**What you will do**
Copy each line where the word "Coming" occurs.

**Stored data**
((

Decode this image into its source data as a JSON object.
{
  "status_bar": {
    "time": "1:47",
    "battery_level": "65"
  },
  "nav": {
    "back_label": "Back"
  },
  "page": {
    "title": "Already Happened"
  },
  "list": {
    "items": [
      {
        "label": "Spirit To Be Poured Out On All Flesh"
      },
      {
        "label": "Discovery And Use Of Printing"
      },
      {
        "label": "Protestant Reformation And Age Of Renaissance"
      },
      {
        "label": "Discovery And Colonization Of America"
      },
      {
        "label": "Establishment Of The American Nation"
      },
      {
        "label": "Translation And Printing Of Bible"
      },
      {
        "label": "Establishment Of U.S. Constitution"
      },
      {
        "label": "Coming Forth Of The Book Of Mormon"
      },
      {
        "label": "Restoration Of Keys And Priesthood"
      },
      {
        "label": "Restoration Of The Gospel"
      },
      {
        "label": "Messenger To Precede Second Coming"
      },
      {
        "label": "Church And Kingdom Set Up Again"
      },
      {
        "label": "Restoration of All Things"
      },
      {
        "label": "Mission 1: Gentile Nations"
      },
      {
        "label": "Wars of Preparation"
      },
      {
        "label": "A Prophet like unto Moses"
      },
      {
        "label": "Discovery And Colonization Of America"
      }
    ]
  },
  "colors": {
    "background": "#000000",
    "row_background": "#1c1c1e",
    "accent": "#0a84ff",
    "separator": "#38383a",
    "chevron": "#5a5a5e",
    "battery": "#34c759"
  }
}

))

**Problem solution**
        "label": "Coming Forth Of The Book Of Mormon"
        "label": "Messenger To Precede Second Coming"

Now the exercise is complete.